* What to do *
Set down each entry exactly as given; pictures should not appear in the copy.

* Data *
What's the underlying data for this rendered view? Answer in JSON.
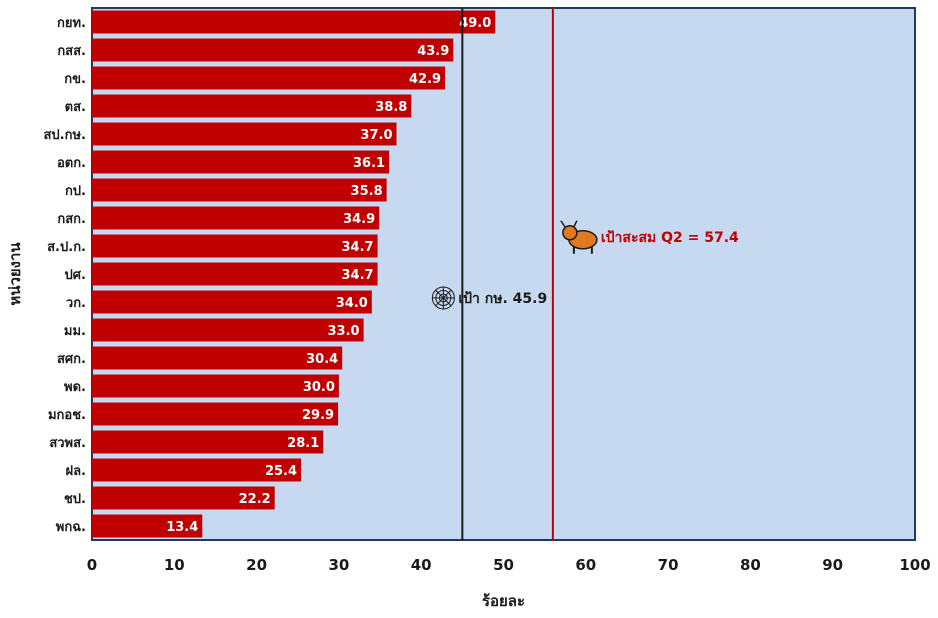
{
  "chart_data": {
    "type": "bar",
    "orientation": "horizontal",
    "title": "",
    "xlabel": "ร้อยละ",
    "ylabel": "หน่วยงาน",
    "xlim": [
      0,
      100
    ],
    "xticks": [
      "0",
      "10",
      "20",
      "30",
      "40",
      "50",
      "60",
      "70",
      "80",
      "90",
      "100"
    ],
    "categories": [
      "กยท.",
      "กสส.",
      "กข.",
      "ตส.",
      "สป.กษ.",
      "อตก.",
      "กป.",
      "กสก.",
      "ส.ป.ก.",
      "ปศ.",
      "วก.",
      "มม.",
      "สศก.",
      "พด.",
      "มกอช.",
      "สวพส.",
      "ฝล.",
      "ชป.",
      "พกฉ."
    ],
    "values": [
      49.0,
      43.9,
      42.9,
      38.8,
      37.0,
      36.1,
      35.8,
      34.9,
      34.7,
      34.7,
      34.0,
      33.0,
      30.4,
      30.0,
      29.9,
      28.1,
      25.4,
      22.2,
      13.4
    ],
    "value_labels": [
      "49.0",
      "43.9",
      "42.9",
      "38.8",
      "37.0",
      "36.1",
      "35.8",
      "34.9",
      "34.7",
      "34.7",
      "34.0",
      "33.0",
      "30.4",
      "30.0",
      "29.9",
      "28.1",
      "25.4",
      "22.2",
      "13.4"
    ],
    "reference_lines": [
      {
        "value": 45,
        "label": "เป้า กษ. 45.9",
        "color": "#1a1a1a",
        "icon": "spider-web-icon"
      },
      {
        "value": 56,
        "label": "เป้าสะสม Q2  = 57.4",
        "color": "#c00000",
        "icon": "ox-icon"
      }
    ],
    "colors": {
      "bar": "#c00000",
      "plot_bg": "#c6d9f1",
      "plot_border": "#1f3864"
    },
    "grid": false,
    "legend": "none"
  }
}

* Exercise response *
What's the underlying data for this rendered view? Answer in JSON.
{
  "chart_data": {
    "type": "bar",
    "orientation": "horizontal",
    "title": "",
    "xlabel": "ร้อยละ",
    "ylabel": "หน่วยงาน",
    "xlim": [
      0,
      100
    ],
    "xticks": [
      "0",
      "10",
      "20",
      "30",
      "40",
      "50",
      "60",
      "70",
      "80",
      "90",
      "100"
    ],
    "categories": [
      "กยท.",
      "กสส.",
      "กข.",
      "ตส.",
      "สป.กษ.",
      "อตก.",
      "กป.",
      "กสก.",
      "ส.ป.ก.",
      "ปศ.",
      "วก.",
      "มม.",
      "สศก.",
      "พด.",
      "มกอช.",
      "สวพส.",
      "ฝล.",
      "ชป.",
      "พกฉ."
    ],
    "values": [
      49.0,
      43.9,
      42.9,
      38.8,
      37.0,
      36.1,
      35.8,
      34.9,
      34.7,
      34.7,
      34.0,
      33.0,
      30.4,
      30.0,
      29.9,
      28.1,
      25.4,
      22.2,
      13.4
    ],
    "value_labels": [
      "49.0",
      "43.9",
      "42.9",
      "38.8",
      "37.0",
      "36.1",
      "35.8",
      "34.9",
      "34.7",
      "34.7",
      "34.0",
      "33.0",
      "30.4",
      "30.0",
      "29.9",
      "28.1",
      "25.4",
      "22.2",
      "13.4"
    ],
    "reference_lines": [
      {
        "value": 45,
        "label": "เป้า กษ. 45.9",
        "color": "#1a1a1a",
        "icon": "spider-web-icon"
      },
      {
        "value": 56,
        "label": "เป้าสะสม Q2  = 57.4",
        "color": "#c00000",
        "icon": "ox-icon"
      }
    ],
    "colors": {
      "bar": "#c00000",
      "plot_bg": "#c6d9f1",
      "plot_border": "#1f3864"
    },
    "grid": false,
    "legend": "none"
  }
}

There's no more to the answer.